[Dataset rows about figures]
────
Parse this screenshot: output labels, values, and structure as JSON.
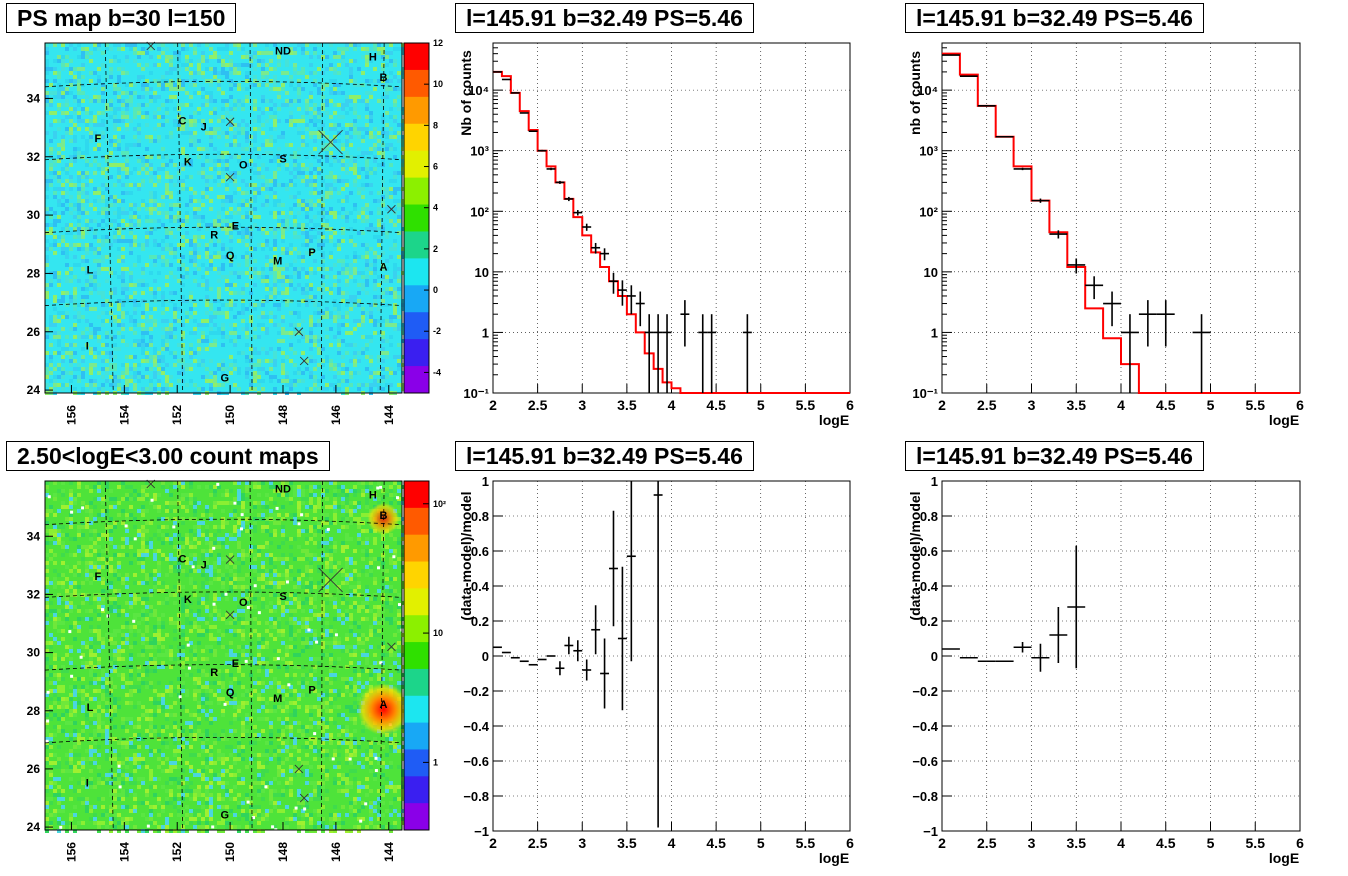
{
  "titles": {
    "map_ps": "PS map b=30 l=150",
    "map_counts": "2.50<logE<3.00 count maps",
    "spec_left": "l=145.91 b=32.49 PS=5.46",
    "spec_right": "l=145.91 b=32.49 PS=5.46",
    "res_left": "l=145.91 b=32.49 PS=5.46",
    "res_right": "l=145.91 b=32.49 PS=5.46"
  },
  "colors": {
    "model_line": "#ff0000",
    "data_points": "#000000",
    "ps_map_bg": "#34e6f0",
    "count_map_bg": "#4ee33a"
  },
  "chart_data": [
    {
      "id": "ps_map",
      "type": "heatmap",
      "title": "PS map b=30 l=150",
      "x_ticks": [
        156,
        154,
        152,
        150,
        148,
        146,
        144
      ],
      "y_ticks": [
        24,
        26,
        28,
        30,
        32,
        34
      ],
      "xlim": [
        157,
        143.5
      ],
      "ylim": [
        23.9,
        35.9
      ],
      "colorbar": {
        "min": -5,
        "max": 12,
        "ticks": [
          -4,
          -2,
          0,
          2,
          4,
          6,
          8,
          10,
          12
        ]
      },
      "labels": [
        {
          "text": "ND",
          "x": 148,
          "y": 35.5
        },
        {
          "text": "H",
          "x": 144.6,
          "y": 35.3
        },
        {
          "text": "B",
          "x": 144.2,
          "y": 34.6
        },
        {
          "text": "C",
          "x": 151.8,
          "y": 33.1
        },
        {
          "text": "J",
          "x": 151.0,
          "y": 32.9
        },
        {
          "text": "F",
          "x": 155.0,
          "y": 32.5
        },
        {
          "text": "K",
          "x": 151.6,
          "y": 31.7
        },
        {
          "text": "O",
          "x": 149.5,
          "y": 31.6
        },
        {
          "text": "S",
          "x": 148.0,
          "y": 31.8
        },
        {
          "text": "E",
          "x": 149.8,
          "y": 29.5
        },
        {
          "text": "R",
          "x": 150.6,
          "y": 29.2
        },
        {
          "text": "Q",
          "x": 150.0,
          "y": 28.5
        },
        {
          "text": "M",
          "x": 148.2,
          "y": 28.3
        },
        {
          "text": "P",
          "x": 146.9,
          "y": 28.6
        },
        {
          "text": "L",
          "x": 155.3,
          "y": 28.0
        },
        {
          "text": "A",
          "x": 144.2,
          "y": 28.1
        },
        {
          "text": "I",
          "x": 155.4,
          "y": 25.4
        },
        {
          "text": "G",
          "x": 150.2,
          "y": 24.3
        }
      ]
    },
    {
      "id": "count_map",
      "type": "heatmap",
      "title": "2.50<logE<3.00 count maps",
      "x_ticks": [
        156,
        154,
        152,
        150,
        148,
        146,
        144
      ],
      "y_ticks": [
        24,
        26,
        28,
        30,
        32,
        34
      ],
      "xlim": [
        157,
        143.5
      ],
      "ylim": [
        23.9,
        35.9
      ],
      "colorbar": {
        "log": true,
        "min": 0.3,
        "max": 150,
        "ticks": [
          "1",
          "10",
          "10²"
        ]
      },
      "labels": [
        {
          "text": "ND",
          "x": 148,
          "y": 35.5
        },
        {
          "text": "H",
          "x": 144.6,
          "y": 35.3
        },
        {
          "text": "B",
          "x": 144.2,
          "y": 34.6
        },
        {
          "text": "C",
          "x": 151.8,
          "y": 33.1
        },
        {
          "text": "J",
          "x": 151.0,
          "y": 32.9
        },
        {
          "text": "F",
          "x": 155.0,
          "y": 32.5
        },
        {
          "text": "K",
          "x": 151.6,
          "y": 31.7
        },
        {
          "text": "O",
          "x": 149.5,
          "y": 31.6
        },
        {
          "text": "S",
          "x": 148.0,
          "y": 31.8
        },
        {
          "text": "E",
          "x": 149.8,
          "y": 29.5
        },
        {
          "text": "R",
          "x": 150.6,
          "y": 29.2
        },
        {
          "text": "Q",
          "x": 150.0,
          "y": 28.5
        },
        {
          "text": "M",
          "x": 148.2,
          "y": 28.3
        },
        {
          "text": "P",
          "x": 146.9,
          "y": 28.6
        },
        {
          "text": "L",
          "x": 155.3,
          "y": 28.0
        },
        {
          "text": "A",
          "x": 144.2,
          "y": 28.1
        },
        {
          "text": "I",
          "x": 155.4,
          "y": 25.4
        },
        {
          "text": "G",
          "x": 150.2,
          "y": 24.3
        }
      ]
    },
    {
      "id": "spec_left",
      "type": "line",
      "title": "l=145.91 b=32.49 PS=5.46",
      "xlabel": "logE",
      "ylabel": "Nb of counts",
      "xlim": [
        2,
        6
      ],
      "ylim": [
        0.1,
        60000
      ],
      "ylog": true,
      "grid": true,
      "x_ticks": [
        "2",
        "2.5",
        "3",
        "3.5",
        "4",
        "4.5",
        "5",
        "5.5",
        "6"
      ],
      "y_ticks": [
        {
          "v": 0.1,
          "t": "10⁻¹"
        },
        {
          "v": 1,
          "t": "1"
        },
        {
          "v": 10,
          "t": "10"
        },
        {
          "v": 100,
          "t": "10²"
        },
        {
          "v": 1000,
          "t": "10³"
        },
        {
          "v": 10000,
          "t": "10⁴"
        }
      ],
      "model_step": {
        "edges": [
          2,
          2.1,
          2.2,
          2.3,
          2.4,
          2.5,
          2.6,
          2.7,
          2.8,
          2.9,
          3.0,
          3.1,
          3.2,
          3.3,
          3.4,
          3.5,
          3.6,
          3.7,
          3.8,
          3.9,
          4.0,
          4.1,
          4.2,
          6.0
        ],
        "values": [
          20000,
          17000,
          9000,
          4500,
          2200,
          1000,
          550,
          300,
          160,
          80,
          40,
          21,
          12,
          7,
          4,
          2,
          1,
          0.45,
          0.25,
          0.15,
          0.12,
          0.1,
          0.1
        ]
      },
      "data": [
        {
          "x": 2.05,
          "y": 20000
        },
        {
          "x": 2.15,
          "y": 15000
        },
        {
          "x": 2.25,
          "y": 9000
        },
        {
          "x": 2.35,
          "y": 4200
        },
        {
          "x": 2.45,
          "y": 2100
        },
        {
          "x": 2.55,
          "y": 1000
        },
        {
          "x": 2.65,
          "y": 500
        },
        {
          "x": 2.75,
          "y": 300
        },
        {
          "x": 2.85,
          "y": 160
        },
        {
          "x": 2.95,
          "y": 95
        },
        {
          "x": 3.05,
          "y": 55
        },
        {
          "x": 3.15,
          "y": 25
        },
        {
          "x": 3.25,
          "y": 20
        },
        {
          "x": 3.35,
          "y": 7
        },
        {
          "x": 3.45,
          "y": 5
        },
        {
          "x": 3.55,
          "y": 4
        },
        {
          "x": 3.65,
          "y": 3
        },
        {
          "x": 3.75,
          "y": 1
        },
        {
          "x": 3.85,
          "y": 1
        },
        {
          "x": 3.95,
          "y": 1
        },
        {
          "x": 4.15,
          "y": 2
        },
        {
          "x": 4.35,
          "y": 1
        },
        {
          "x": 4.45,
          "y": 1
        },
        {
          "x": 4.85,
          "y": 1
        }
      ]
    },
    {
      "id": "spec_right",
      "type": "line",
      "title": "l=145.91 b=32.49 PS=5.46",
      "xlabel": "logE",
      "ylabel": "nb of counts",
      "xlim": [
        2,
        6
      ],
      "ylim": [
        0.1,
        60000
      ],
      "ylog": true,
      "grid": true,
      "x_ticks": [
        "2",
        "2.5",
        "3",
        "3.5",
        "4",
        "4.5",
        "5",
        "5.5",
        "6"
      ],
      "y_ticks": [
        {
          "v": 0.1,
          "t": "10⁻¹"
        },
        {
          "v": 1,
          "t": "1"
        },
        {
          "v": 10,
          "t": "10"
        },
        {
          "v": 100,
          "t": "10²"
        },
        {
          "v": 1000,
          "t": "10³"
        },
        {
          "v": 10000,
          "t": "10⁴"
        }
      ],
      "model_step": {
        "edges": [
          2,
          2.2,
          2.4,
          2.6,
          2.8,
          3.0,
          3.2,
          3.4,
          3.6,
          3.8,
          4.0,
          4.2,
          6.0
        ],
        "values": [
          40000,
          18000,
          5500,
          1700,
          550,
          150,
          45,
          12,
          2.5,
          0.8,
          0.3,
          0.1
        ]
      },
      "data": [
        {
          "x": 2.1,
          "y": 38000
        },
        {
          "x": 2.3,
          "y": 17000
        },
        {
          "x": 2.5,
          "y": 5500
        },
        {
          "x": 2.7,
          "y": 1700
        },
        {
          "x": 2.9,
          "y": 500
        },
        {
          "x": 3.1,
          "y": 150
        },
        {
          "x": 3.3,
          "y": 42
        },
        {
          "x": 3.5,
          "y": 13
        },
        {
          "x": 3.7,
          "y": 6
        },
        {
          "x": 3.9,
          "y": 3
        },
        {
          "x": 4.1,
          "y": 1
        },
        {
          "x": 4.3,
          "y": 2
        },
        {
          "x": 4.5,
          "y": 2
        },
        {
          "x": 4.9,
          "y": 1
        }
      ]
    },
    {
      "id": "res_left",
      "type": "scatter",
      "title": "l=145.91 b=32.49 PS=5.46",
      "xlabel": "logE",
      "ylabel": "(data-model)/model",
      "xlim": [
        2,
        6
      ],
      "ylim": [
        -1,
        1
      ],
      "grid": true,
      "x_ticks": [
        "2",
        "2.5",
        "3",
        "3.5",
        "4",
        "4.5",
        "5",
        "5.5",
        "6"
      ],
      "y_ticks": [
        "-1",
        "-0.8",
        "-0.6",
        "-0.4",
        "-0.2",
        "0",
        "0.2",
        "0.4",
        "0.6",
        "0.8",
        "1"
      ],
      "data": [
        {
          "x": 2.05,
          "y": 0.05,
          "e": 0.0
        },
        {
          "x": 2.15,
          "y": 0.02,
          "e": 0.0
        },
        {
          "x": 2.25,
          "y": -0.01,
          "e": 0.0
        },
        {
          "x": 2.35,
          "y": -0.03,
          "e": 0.0
        },
        {
          "x": 2.45,
          "y": -0.05,
          "e": 0.0
        },
        {
          "x": 2.55,
          "y": -0.02,
          "e": 0.0
        },
        {
          "x": 2.65,
          "y": 0.0,
          "e": 0.0
        },
        {
          "x": 2.75,
          "y": -0.07,
          "e": 0.04
        },
        {
          "x": 2.85,
          "y": 0.06,
          "e": 0.05
        },
        {
          "x": 2.95,
          "y": 0.03,
          "e": 0.06
        },
        {
          "x": 3.05,
          "y": -0.08,
          "e": 0.06
        },
        {
          "x": 3.15,
          "y": 0.15,
          "e": 0.14
        },
        {
          "x": 3.25,
          "y": -0.1,
          "e": 0.2
        },
        {
          "x": 3.35,
          "y": 0.5,
          "e": 0.33
        },
        {
          "x": 3.45,
          "y": 0.1,
          "e": 0.41
        },
        {
          "x": 3.55,
          "y": 0.57,
          "e": 0.6
        },
        {
          "x": 3.85,
          "y": 0.92,
          "e": 1.9
        }
      ]
    },
    {
      "id": "res_right",
      "type": "scatter",
      "title": "l=145.91 b=32.49 PS=5.46",
      "xlabel": "logE",
      "ylabel": "(data-model)/model",
      "xlim": [
        2,
        6
      ],
      "ylim": [
        -1,
        1
      ],
      "grid": true,
      "x_ticks": [
        "2",
        "2.5",
        "3",
        "3.5",
        "4",
        "4.5",
        "5",
        "5.5",
        "6"
      ],
      "y_ticks": [
        "-1",
        "-0.8",
        "-0.6",
        "-0.4",
        "-0.2",
        "0",
        "0.2",
        "0.4",
        "0.6",
        "0.8",
        "1"
      ],
      "data": [
        {
          "x": 2.1,
          "y": 0.04,
          "e": 0.0
        },
        {
          "x": 2.3,
          "y": -0.01,
          "e": 0.0
        },
        {
          "x": 2.5,
          "y": -0.03,
          "e": 0.0
        },
        {
          "x": 2.7,
          "y": -0.03,
          "e": 0.0
        },
        {
          "x": 2.9,
          "y": 0.05,
          "e": 0.03
        },
        {
          "x": 3.1,
          "y": -0.01,
          "e": 0.08
        },
        {
          "x": 3.3,
          "y": 0.12,
          "e": 0.16
        },
        {
          "x": 3.5,
          "y": 0.28,
          "e": 0.35
        }
      ]
    }
  ]
}
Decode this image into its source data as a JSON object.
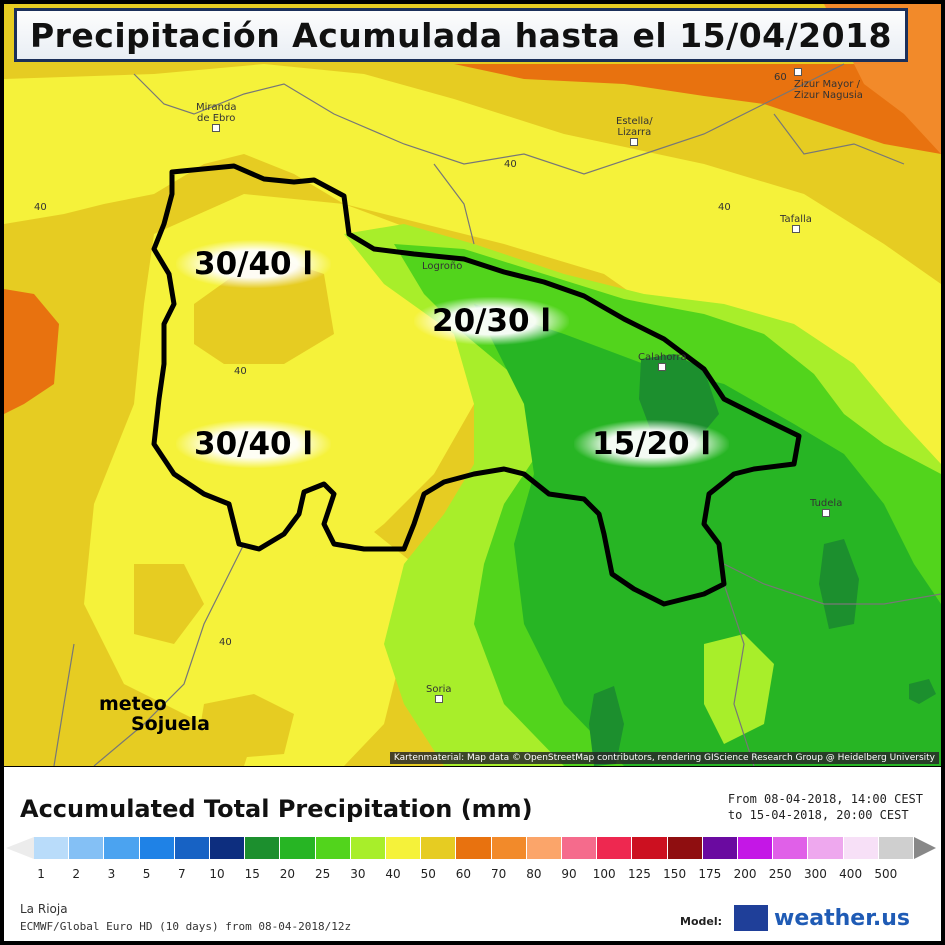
{
  "title": "Precipitación Acumulada hasta el 15/04/2018",
  "zones": [
    {
      "label": "30/40 l"
    },
    {
      "label": "20/30 l"
    },
    {
      "label": "30/40 l"
    },
    {
      "label": "15/20 l"
    }
  ],
  "cities": [
    {
      "name": "Miranda\nde Ebro"
    },
    {
      "name": "Estella/\nLizarra"
    },
    {
      "name": "Zizur Mayor /\nZizur Nagusia"
    },
    {
      "name": "Tafalla"
    },
    {
      "name": "Logroño"
    },
    {
      "name": "Calahorra"
    },
    {
      "name": "Tudela"
    },
    {
      "name": "Soria"
    }
  ],
  "isolines": [
    "40",
    "40",
    "40",
    "40",
    "40",
    "60"
  ],
  "watermark": {
    "line1": "meteo",
    "line2": "Sojuela"
  },
  "attribution": "Kartenmaterial: Map data © OpenStreetMap contributors, rendering GIScience Research Group @ Heidelberg University",
  "legend": {
    "title": "Accumulated Total Precipitation (mm)",
    "from": "From 08-04-2018, 14:00 CEST",
    "to": "to 15-04-2018, 20:00 CEST",
    "ticks": [
      "1",
      "2",
      "3",
      "5",
      "7",
      "10",
      "15",
      "20",
      "25",
      "30",
      "40",
      "50",
      "60",
      "70",
      "80",
      "90",
      "100",
      "125",
      "150",
      "175",
      "200",
      "250",
      "300",
      "400",
      "500"
    ],
    "colors": [
      "#b9dcfa",
      "#84c0f5",
      "#4ba3f0",
      "#1f82e6",
      "#1762c4",
      "#0d2e7f",
      "#1c8f2e",
      "#27b524",
      "#52d41c",
      "#a8ee2a",
      "#f5f23a",
      "#e6cc22",
      "#e8720f",
      "#f28a2a",
      "#fba56a",
      "#f56b8c",
      "#ee2850",
      "#cc1020",
      "#8f0e10",
      "#6a0aa0",
      "#c417e6",
      "#e060e8",
      "#eea8ee",
      "#f7e0f7",
      "#cfcfcf"
    ],
    "region": "La Rioja",
    "model_line": "ECMWF/Global Euro HD (10 days) from 08-04-2018/12z",
    "model_label": "Model:",
    "logo_text": "weather.us"
  }
}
────
Quote exactly the lines from the one that contains "Decode this image" through the end of the listing above, both ends included, leaving out the pictures.

■ WORKED SOLUTION:
Decode this image into its source data as a JSON object.
{
  "title": "Precipitación Acumulada hasta el 15/04/2018",
  "zones": [
    {
      "label": "30/40 l"
    },
    {
      "label": "20/30 l"
    },
    {
      "label": "30/40 l"
    },
    {
      "label": "15/20 l"
    }
  ],
  "cities": [
    {
      "name": "Miranda\nde Ebro"
    },
    {
      "name": "Estella/\nLizarra"
    },
    {
      "name": "Zizur Mayor /\nZizur Nagusia"
    },
    {
      "name": "Tafalla"
    },
    {
      "name": "Logroño"
    },
    {
      "name": "Calahorra"
    },
    {
      "name": "Tudela"
    },
    {
      "name": "Soria"
    }
  ],
  "isolines": [
    "40",
    "40",
    "40",
    "40",
    "40",
    "60"
  ],
  "watermark": {
    "line1": "meteo",
    "line2": "Sojuela"
  },
  "attribution": "Kartenmaterial: Map data © OpenStreetMap contributors, rendering GIScience Research Group @ Heidelberg University",
  "legend": {
    "title": "Accumulated Total Precipitation (mm)",
    "from": "From 08-04-2018, 14:00 CEST",
    "to": "to 15-04-2018, 20:00 CEST",
    "ticks": [
      "1",
      "2",
      "3",
      "5",
      "7",
      "10",
      "15",
      "20",
      "25",
      "30",
      "40",
      "50",
      "60",
      "70",
      "80",
      "90",
      "100",
      "125",
      "150",
      "175",
      "200",
      "250",
      "300",
      "400",
      "500"
    ],
    "colors": [
      "#b9dcfa",
      "#84c0f5",
      "#4ba3f0",
      "#1f82e6",
      "#1762c4",
      "#0d2e7f",
      "#1c8f2e",
      "#27b524",
      "#52d41c",
      "#a8ee2a",
      "#f5f23a",
      "#e6cc22",
      "#e8720f",
      "#f28a2a",
      "#fba56a",
      "#f56b8c",
      "#ee2850",
      "#cc1020",
      "#8f0e10",
      "#6a0aa0",
      "#c417e6",
      "#e060e8",
      "#eea8ee",
      "#f7e0f7",
      "#cfcfcf"
    ],
    "region": "La Rioja",
    "model_line": "ECMWF/Global Euro HD (10 days) from 08-04-2018/12z",
    "model_label": "Model:",
    "logo_text": "weather.us"
  }
}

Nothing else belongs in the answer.